* Begin *

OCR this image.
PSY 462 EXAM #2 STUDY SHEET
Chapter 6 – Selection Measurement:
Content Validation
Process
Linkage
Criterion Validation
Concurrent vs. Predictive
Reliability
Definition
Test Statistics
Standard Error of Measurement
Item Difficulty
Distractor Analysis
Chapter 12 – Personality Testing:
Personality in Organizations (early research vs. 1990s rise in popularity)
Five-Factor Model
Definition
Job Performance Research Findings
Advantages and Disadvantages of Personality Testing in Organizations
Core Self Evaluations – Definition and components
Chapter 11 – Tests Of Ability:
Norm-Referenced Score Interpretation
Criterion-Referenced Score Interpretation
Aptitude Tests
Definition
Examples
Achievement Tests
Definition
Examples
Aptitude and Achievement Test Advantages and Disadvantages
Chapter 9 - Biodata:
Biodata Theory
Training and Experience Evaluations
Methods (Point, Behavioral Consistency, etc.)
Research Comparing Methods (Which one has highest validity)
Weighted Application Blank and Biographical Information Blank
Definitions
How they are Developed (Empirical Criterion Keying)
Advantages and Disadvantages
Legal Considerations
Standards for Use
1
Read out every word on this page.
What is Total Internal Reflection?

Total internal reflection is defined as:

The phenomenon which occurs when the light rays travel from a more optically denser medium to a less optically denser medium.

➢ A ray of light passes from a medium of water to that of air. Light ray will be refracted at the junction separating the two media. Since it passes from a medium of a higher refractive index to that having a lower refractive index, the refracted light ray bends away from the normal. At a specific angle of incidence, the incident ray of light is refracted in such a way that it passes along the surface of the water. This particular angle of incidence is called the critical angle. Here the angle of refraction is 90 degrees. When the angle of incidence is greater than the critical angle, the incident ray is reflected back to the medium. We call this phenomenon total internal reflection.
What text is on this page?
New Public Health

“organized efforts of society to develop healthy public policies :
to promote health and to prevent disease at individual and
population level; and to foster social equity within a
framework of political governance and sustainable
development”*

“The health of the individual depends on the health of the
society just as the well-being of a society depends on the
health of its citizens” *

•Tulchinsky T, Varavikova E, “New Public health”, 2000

* End *

## Problem description
Write down every line of the data exactly as it appears above.

## Response for this exercise
OCR this image.
PSY 462 EXAM #2 STUDY SHEET
Chapter 6 – Selection Measurement:
Content Validation
Process
Linkage
Criterion Validation
Concurrent vs. Predictive
Reliability
Definition
Test Statistics
Standard Error of Measurement
Item Difficulty
Distractor Analysis
Chapter 12 – Personality Testing:
Personality in Organizations (early research vs. 1990s rise in popularity)
Five-Factor Model
Definition
Job Performance Research Findings
Advantages and Disadvantages of Personality Testing in Organizations
Core Self Evaluations – Definition and components
Chapter 11 – Tests Of Ability:
Norm-Referenced Score Interpretation
Criterion-Referenced Score Interpretation
Aptitude Tests
Definition
Examples
Achievement Tests
Definition
Examples
Aptitude and Achievement Test Advantages and Disadvantages
Chapter 9 - Biodata:
Biodata Theory
Training and Experience Evaluations
Methods (Point, Behavioral Consistency, etc.)
Research Comparing Methods (Which one has highest validity)
Weighted Application Blank and Biographical Information Blank
Definitions
How they are Developed (Empirical Criterion Keying)
Advantages and Disadvantages
Legal Considerations
Standards for Use
1
Read out every word on this page.
What is Total Internal Reflection?

Total internal reflection is defined as:

The phenomenon which occurs when the light rays travel from a more optically denser medium to a less optically denser medium.

➢ A ray of light passes from a medium of water to that of air. Light ray will be refracted at the junction separating the two media. Since it passes from a medium of a higher refractive index to that having a lower refractive index, the refracted light ray bends away from the normal. At a specific angle of incidence, the incident ray of light is refracted in such a way that it passes along the surface of the water. This particular angle of incidence is called the critical angle. Here the angle of refraction is 90 degrees. When the angle of incidence is greater than the critical angle, the incident ray is reflected back to the medium. We call this phenomenon total internal reflection.
What text is on this page?
New Public Health

“organized efforts of society to develop healthy public policies :
to promote health and to prevent disease at individual and
population level; and to foster social equity within a
framework of political governance and sustainable
development”*

“The health of the individual depends on the health of the
society just as the well-being of a society depends on the
health of its citizens” *

•Tulchinsky T, Varavikova E, “New Public health”, 2000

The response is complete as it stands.